Written problem
Please copy out each of the items below word for word, keeping every line as it is.

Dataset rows
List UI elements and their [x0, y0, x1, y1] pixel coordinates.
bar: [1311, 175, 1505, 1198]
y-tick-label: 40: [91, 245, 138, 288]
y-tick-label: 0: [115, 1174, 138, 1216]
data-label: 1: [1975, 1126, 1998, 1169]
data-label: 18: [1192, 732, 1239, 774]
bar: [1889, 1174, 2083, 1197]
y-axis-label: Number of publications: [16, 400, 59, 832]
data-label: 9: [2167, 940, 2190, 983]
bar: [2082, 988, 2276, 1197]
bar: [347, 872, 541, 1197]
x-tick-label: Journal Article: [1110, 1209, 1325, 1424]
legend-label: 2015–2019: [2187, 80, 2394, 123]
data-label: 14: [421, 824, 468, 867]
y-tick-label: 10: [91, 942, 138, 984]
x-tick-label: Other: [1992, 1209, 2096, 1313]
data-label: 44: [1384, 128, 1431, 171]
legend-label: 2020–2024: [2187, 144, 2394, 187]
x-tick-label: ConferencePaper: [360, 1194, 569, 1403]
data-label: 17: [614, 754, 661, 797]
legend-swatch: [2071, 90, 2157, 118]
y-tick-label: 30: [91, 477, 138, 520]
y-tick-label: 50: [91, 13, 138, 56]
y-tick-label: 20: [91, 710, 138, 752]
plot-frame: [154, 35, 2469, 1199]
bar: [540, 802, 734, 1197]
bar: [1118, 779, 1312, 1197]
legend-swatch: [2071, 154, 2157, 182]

Problem solution
List UI elements and their [x0, y0, x1, y1] pixel coordinates.
bar: [1311, 175, 1505, 1198]
y-tick-label: 40: [91, 245, 138, 288]
y-tick-label: 0: [115, 1174, 138, 1216]
data-label: 1: [1975, 1126, 1998, 1169]
data-label: 18: [1192, 732, 1239, 774]
bar: [1889, 1174, 2083, 1197]
y-axis-label: Number of publications: [16, 400, 59, 832]
data-label: 9: [2167, 940, 2190, 983]
bar: [2082, 988, 2276, 1197]
bar: [347, 872, 541, 1197]
x-tick-label: Journal Article: [1110, 1209, 1325, 1424]
legend-label: 2015–2019: [2187, 80, 2394, 123]
data-label: 14: [421, 824, 468, 867]
y-tick-label: 10: [91, 942, 138, 984]
x-tick-label: Other: [1992, 1209, 2096, 1313]
data-label: 44: [1384, 128, 1431, 171]
legend-label: 2020–2024: [2187, 144, 2394, 187]
x-tick-label: ConferencePaper: [360, 1194, 569, 1403]
data-label: 17: [614, 754, 661, 797]
legend-swatch: [2071, 90, 2157, 118]
y-tick-label: 30: [91, 477, 138, 520]
y-tick-label: 50: [91, 13, 138, 56]
y-tick-label: 20: [91, 710, 138, 752]
plot-frame: [154, 35, 2469, 1199]
bar: [540, 802, 734, 1197]
bar: [1118, 779, 1312, 1197]
legend-swatch: [2071, 154, 2157, 182]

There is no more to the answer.